(PROBLEM TO WORK ON):
Spot each line in the records below where the word "text" occurs, then copy it.

(DATA PROVIDED):

[START]

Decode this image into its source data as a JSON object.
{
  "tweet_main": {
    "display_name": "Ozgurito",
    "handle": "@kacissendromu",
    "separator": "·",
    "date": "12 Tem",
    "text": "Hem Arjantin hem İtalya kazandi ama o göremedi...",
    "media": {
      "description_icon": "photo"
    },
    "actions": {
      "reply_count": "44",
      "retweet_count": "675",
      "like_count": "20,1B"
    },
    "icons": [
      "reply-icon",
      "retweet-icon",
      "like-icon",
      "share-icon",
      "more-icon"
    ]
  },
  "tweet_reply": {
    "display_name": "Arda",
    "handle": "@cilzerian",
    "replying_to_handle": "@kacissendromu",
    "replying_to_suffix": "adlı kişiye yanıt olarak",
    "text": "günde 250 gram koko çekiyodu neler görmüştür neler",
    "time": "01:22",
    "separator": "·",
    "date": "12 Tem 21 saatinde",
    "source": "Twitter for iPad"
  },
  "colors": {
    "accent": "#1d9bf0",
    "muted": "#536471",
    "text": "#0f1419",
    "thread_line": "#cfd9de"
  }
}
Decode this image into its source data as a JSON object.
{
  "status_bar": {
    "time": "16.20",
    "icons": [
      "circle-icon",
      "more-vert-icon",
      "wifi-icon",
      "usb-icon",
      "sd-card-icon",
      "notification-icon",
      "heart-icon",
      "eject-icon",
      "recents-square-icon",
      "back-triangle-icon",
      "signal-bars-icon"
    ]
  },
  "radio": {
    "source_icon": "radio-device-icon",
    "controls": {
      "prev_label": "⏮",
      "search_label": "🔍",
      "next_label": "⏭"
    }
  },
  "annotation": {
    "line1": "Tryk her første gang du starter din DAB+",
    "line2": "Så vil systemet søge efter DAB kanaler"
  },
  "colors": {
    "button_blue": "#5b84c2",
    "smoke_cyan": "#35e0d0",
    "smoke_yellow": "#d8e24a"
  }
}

[END]

(SOLUTION TO THIS PROBLEM):
    "text": "Hem Arjantin hem İtalya kazandi ama o göremedi...",
    "text": "günde 250 gram koko çekiyodu neler görmüştür neler",
    "text": "#0f1419",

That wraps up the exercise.